# START OF GIVEN DATA

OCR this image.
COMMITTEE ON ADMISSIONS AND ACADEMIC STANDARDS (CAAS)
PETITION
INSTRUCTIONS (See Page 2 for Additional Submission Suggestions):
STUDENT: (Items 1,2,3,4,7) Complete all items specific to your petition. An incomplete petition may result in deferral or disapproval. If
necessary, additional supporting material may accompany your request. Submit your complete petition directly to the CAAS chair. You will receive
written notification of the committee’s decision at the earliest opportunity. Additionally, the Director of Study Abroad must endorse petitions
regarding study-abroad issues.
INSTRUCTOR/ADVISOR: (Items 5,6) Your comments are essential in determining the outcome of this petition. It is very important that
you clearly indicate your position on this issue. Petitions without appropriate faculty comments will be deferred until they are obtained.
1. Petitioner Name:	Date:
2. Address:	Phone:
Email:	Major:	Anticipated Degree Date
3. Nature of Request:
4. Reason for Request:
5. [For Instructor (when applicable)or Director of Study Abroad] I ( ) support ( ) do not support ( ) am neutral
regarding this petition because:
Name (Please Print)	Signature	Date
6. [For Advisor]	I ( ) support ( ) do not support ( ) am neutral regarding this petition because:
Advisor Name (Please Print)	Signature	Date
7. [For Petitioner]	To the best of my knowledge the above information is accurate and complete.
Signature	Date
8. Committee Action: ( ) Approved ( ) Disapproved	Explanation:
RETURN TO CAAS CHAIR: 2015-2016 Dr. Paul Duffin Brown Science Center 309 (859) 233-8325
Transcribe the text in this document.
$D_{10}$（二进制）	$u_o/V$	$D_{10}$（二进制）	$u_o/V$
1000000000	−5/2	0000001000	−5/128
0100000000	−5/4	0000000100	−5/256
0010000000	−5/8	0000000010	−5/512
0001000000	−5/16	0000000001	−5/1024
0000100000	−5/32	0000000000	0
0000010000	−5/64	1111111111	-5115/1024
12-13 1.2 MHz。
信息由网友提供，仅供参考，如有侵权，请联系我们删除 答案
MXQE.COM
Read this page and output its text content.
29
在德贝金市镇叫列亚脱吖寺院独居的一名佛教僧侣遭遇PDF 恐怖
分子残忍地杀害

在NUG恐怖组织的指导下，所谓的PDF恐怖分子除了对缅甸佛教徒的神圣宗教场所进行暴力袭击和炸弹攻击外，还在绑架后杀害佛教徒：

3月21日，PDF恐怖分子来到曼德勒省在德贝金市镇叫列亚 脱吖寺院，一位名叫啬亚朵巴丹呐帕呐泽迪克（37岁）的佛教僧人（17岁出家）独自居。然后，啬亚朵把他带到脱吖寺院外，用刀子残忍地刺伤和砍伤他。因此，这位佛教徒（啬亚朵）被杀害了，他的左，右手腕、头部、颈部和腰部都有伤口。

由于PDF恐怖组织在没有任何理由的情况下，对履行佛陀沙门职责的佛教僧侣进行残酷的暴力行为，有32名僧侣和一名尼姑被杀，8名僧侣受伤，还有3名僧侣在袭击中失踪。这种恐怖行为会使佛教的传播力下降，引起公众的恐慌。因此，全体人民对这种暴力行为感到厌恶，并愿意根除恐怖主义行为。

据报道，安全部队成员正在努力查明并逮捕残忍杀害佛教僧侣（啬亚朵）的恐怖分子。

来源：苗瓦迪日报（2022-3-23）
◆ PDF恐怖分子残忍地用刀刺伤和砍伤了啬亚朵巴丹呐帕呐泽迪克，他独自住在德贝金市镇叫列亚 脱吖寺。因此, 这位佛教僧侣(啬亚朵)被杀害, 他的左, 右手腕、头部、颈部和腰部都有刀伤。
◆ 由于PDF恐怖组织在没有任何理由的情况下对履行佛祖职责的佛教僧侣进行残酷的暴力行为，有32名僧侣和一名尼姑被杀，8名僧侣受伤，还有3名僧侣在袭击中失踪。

# END OF GIVEN DATA

=== EXERCISE ===
Read the data above and pull out each line that holds the string "Items".

=== FINAL RESULT ===
STUDENT: (Items 1,2,3,4,7) Complete all items specific to your petition. An incomplete petition may result in deferral or disapproval. If
INSTRUCTOR/ADVISOR: (Items 5,6) Your comments are essential in determining the outcome of this petition. It is very important that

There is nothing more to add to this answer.